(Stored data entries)
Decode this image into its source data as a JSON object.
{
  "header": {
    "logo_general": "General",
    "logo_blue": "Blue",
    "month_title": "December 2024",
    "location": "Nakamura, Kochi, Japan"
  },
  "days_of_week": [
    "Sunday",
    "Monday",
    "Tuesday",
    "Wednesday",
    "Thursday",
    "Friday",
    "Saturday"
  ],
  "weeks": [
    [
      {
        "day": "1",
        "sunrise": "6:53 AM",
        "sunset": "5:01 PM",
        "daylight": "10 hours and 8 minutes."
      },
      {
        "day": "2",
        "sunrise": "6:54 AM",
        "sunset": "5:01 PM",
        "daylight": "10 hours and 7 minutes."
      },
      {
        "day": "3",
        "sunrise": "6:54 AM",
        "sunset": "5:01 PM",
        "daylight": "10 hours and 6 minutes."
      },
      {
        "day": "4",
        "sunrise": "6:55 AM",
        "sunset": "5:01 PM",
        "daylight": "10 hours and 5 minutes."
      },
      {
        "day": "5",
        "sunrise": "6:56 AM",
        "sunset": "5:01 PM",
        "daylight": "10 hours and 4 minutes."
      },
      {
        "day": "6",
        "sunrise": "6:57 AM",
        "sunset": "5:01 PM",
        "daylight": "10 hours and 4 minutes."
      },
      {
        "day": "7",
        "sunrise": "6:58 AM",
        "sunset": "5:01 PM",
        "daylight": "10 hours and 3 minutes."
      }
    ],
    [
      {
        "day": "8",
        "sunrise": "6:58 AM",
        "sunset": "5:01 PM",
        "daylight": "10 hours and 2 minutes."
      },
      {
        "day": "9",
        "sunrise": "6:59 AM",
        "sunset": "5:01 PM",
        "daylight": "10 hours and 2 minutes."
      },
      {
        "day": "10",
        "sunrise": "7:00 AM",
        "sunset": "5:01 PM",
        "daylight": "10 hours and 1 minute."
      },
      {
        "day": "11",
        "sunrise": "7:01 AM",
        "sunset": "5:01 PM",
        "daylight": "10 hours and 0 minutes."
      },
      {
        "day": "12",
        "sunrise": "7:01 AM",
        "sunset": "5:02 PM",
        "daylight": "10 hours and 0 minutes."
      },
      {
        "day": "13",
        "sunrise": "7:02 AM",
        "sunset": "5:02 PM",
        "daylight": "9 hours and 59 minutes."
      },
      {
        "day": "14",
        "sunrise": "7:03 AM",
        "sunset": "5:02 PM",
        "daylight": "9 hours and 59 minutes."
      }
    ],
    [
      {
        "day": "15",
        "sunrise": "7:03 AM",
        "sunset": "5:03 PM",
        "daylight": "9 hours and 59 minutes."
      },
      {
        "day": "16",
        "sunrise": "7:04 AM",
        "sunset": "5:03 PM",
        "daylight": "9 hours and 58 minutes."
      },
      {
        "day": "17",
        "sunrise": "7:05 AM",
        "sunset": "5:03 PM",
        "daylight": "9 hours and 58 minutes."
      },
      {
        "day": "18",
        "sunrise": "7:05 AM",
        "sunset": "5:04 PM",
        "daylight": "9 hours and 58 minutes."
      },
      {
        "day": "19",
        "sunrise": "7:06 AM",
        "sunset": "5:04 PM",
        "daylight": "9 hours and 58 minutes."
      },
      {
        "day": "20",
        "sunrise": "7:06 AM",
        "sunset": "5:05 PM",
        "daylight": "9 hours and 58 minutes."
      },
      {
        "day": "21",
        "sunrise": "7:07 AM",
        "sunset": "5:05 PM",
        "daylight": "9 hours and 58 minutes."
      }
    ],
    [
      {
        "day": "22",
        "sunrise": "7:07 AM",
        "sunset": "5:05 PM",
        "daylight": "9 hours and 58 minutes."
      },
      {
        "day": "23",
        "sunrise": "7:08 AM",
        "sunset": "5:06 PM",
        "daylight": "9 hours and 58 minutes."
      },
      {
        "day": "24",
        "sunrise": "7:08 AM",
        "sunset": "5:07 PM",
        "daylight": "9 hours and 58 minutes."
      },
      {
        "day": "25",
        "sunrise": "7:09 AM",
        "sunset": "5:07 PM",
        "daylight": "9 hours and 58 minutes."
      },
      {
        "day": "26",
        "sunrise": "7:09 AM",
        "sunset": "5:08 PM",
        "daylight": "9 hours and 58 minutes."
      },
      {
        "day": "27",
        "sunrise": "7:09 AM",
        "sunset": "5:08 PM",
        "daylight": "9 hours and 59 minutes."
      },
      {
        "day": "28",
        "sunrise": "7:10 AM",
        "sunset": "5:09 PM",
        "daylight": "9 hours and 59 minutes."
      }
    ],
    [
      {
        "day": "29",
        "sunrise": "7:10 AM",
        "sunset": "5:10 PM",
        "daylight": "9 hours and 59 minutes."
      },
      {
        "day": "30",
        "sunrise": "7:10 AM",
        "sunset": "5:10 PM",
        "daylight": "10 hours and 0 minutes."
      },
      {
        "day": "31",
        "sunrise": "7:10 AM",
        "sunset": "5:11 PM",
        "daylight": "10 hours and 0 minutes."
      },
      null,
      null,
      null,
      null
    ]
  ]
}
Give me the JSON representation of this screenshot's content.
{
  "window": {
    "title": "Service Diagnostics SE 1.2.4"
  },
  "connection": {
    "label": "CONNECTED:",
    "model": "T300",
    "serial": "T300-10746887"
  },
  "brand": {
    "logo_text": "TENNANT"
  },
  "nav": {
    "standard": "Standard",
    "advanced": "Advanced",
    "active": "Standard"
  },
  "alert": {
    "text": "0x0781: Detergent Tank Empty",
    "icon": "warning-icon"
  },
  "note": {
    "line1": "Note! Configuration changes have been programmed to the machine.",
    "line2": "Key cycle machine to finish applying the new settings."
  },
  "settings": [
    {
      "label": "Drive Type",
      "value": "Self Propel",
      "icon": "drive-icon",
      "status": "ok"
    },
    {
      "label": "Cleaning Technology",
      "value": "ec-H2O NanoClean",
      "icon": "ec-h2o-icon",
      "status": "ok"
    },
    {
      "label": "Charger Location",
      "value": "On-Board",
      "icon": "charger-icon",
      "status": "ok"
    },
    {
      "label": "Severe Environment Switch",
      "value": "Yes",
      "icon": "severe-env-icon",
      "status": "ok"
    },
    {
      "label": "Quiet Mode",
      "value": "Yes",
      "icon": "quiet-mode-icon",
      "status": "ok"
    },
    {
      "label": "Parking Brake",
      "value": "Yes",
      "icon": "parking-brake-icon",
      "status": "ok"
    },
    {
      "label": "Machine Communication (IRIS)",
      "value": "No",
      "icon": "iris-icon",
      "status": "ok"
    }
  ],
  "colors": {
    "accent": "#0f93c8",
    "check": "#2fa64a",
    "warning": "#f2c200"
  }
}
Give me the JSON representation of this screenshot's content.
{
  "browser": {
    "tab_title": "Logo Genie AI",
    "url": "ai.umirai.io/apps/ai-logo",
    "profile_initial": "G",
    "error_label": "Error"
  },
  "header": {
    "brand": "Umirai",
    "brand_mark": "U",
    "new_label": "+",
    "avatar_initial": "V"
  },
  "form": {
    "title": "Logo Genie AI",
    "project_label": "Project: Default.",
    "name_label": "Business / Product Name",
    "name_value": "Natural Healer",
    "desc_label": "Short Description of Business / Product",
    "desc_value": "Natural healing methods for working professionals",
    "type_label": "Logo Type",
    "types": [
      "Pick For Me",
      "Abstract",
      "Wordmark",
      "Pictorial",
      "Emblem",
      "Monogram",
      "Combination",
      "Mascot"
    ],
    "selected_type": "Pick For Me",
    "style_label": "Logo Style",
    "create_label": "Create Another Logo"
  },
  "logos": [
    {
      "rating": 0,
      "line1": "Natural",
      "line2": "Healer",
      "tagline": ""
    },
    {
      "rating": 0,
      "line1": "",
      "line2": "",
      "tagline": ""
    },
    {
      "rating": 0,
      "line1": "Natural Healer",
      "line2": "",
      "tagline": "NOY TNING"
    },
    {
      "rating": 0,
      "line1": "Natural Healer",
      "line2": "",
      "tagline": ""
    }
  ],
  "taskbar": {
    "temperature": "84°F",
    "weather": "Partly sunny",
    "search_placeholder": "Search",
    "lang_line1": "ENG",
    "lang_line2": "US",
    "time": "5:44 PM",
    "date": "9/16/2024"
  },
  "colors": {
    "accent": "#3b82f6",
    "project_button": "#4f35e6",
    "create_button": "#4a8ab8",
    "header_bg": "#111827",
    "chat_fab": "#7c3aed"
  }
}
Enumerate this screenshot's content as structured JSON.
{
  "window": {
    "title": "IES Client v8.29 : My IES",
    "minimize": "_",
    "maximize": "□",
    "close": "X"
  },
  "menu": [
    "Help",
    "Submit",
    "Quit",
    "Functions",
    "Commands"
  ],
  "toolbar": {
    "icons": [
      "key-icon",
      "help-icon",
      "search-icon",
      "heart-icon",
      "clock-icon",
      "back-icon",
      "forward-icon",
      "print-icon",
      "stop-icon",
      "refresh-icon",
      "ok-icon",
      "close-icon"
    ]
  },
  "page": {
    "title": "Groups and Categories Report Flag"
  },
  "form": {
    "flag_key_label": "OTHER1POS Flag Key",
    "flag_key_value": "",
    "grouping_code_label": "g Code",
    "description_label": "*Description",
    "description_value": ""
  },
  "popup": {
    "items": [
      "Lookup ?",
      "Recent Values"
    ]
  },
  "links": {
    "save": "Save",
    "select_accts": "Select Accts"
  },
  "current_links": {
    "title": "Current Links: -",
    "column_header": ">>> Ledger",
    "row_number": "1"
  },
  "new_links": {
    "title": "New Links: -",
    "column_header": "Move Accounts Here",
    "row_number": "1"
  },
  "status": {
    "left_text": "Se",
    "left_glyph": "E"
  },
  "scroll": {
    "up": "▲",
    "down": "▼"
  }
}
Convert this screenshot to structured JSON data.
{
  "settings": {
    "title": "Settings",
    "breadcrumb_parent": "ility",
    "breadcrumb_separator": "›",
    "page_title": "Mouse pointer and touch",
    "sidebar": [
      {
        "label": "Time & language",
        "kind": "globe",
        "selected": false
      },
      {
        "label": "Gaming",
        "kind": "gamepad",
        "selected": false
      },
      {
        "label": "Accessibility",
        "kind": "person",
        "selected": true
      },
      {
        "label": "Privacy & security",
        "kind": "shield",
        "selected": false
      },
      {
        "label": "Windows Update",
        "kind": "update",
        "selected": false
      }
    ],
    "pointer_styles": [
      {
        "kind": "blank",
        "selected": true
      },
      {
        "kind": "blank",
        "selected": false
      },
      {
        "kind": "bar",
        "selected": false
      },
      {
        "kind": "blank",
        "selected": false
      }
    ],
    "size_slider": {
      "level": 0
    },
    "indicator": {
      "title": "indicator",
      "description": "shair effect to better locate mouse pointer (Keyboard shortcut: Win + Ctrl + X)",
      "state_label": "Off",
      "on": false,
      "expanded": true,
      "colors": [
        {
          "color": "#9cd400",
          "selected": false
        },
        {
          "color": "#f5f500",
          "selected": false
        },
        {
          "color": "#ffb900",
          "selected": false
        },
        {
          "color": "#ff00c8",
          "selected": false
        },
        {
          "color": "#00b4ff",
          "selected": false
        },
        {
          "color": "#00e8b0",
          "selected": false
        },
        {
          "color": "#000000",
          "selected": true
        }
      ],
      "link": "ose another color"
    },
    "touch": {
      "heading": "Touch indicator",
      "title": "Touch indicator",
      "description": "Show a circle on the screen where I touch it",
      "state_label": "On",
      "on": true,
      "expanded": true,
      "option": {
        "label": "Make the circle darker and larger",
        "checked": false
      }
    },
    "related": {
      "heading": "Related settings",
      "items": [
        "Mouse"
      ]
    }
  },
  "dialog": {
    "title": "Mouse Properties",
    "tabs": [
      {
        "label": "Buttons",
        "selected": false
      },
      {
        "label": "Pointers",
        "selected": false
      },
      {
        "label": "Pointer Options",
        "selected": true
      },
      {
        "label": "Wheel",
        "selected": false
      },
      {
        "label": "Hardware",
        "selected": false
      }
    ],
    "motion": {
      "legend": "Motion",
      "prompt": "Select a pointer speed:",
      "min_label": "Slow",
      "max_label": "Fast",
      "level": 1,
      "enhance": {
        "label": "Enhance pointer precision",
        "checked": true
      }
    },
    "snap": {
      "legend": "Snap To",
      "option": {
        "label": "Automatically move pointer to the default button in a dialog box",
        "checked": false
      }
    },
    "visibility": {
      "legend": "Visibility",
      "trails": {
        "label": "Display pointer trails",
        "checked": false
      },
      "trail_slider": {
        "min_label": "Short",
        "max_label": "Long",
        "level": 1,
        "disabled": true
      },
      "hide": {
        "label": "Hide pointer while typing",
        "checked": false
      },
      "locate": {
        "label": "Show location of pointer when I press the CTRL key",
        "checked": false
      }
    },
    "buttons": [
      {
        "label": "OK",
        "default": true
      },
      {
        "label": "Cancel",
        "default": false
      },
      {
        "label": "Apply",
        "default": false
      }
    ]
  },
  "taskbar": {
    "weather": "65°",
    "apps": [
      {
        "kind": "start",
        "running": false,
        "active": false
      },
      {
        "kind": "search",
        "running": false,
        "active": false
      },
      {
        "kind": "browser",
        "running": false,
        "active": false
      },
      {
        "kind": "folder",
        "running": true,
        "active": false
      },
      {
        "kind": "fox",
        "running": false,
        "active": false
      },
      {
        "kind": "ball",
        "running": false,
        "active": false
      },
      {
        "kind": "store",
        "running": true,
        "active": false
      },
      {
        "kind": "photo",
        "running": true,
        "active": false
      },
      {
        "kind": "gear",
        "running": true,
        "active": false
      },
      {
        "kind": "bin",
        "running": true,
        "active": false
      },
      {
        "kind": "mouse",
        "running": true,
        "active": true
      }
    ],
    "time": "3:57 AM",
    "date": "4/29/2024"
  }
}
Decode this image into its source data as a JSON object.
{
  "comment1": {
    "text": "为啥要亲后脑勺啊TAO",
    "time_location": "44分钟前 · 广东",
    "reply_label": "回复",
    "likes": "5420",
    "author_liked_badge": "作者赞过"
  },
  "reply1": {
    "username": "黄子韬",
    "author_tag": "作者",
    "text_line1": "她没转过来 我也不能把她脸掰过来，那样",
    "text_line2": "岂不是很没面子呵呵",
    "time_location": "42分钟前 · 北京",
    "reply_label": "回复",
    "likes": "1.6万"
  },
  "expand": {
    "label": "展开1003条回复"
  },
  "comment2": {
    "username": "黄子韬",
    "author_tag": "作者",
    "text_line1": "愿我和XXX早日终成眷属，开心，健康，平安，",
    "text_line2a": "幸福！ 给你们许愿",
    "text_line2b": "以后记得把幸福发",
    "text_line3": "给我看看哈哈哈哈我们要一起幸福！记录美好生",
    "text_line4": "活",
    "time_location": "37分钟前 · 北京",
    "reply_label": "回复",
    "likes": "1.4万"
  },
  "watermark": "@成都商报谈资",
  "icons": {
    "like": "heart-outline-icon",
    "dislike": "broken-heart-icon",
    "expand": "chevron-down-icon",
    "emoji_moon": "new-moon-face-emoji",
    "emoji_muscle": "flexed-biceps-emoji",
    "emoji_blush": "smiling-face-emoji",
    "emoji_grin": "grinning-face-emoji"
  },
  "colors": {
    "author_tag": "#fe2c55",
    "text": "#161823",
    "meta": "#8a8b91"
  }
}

** Brief **
Pick out each line containing "Business" and report it.

** Output of the exercise **
    "name_label": "Business / Product Name",
    "desc_label": "Short Description of Business / Product",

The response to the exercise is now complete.